→ To do
Of all the lines in the records below, how many hold the word "akashicedge"? Give the number alone.

→ Data section
— begin —

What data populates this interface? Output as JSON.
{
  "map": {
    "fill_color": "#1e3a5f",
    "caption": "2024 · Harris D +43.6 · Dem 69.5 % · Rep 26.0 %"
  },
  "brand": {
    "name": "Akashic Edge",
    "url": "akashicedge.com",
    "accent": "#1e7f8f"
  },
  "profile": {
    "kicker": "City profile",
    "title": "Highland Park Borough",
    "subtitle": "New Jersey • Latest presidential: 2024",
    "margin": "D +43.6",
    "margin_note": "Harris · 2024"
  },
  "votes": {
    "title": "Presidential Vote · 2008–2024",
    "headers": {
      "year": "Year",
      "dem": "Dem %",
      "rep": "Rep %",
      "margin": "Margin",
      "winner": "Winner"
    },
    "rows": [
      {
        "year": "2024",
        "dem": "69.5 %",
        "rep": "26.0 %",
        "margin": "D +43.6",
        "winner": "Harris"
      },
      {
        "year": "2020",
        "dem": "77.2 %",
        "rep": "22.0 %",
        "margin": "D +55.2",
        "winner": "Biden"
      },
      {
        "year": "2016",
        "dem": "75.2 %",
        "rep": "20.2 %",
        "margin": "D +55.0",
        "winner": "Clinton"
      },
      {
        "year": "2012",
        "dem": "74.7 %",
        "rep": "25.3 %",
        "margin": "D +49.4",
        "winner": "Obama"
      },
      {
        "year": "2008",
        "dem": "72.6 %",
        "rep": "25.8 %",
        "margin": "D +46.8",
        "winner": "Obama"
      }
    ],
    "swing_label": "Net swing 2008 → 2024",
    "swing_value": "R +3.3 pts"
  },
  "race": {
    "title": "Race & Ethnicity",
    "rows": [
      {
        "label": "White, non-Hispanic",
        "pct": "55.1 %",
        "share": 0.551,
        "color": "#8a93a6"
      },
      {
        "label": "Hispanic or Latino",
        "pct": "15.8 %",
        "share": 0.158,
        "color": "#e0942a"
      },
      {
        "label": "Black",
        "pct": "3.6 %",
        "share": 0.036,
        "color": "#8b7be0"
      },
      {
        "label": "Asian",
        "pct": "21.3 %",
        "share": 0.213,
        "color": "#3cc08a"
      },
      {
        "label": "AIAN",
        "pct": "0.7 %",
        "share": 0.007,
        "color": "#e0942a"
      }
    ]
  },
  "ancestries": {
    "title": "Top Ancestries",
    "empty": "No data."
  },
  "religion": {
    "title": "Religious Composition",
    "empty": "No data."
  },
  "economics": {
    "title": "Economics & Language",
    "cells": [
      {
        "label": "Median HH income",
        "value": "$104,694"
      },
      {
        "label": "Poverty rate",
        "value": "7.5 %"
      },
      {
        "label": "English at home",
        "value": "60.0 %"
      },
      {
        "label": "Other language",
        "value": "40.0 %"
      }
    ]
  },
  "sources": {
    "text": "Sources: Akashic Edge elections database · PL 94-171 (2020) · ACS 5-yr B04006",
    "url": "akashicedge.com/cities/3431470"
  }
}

— end —

→ Written response
2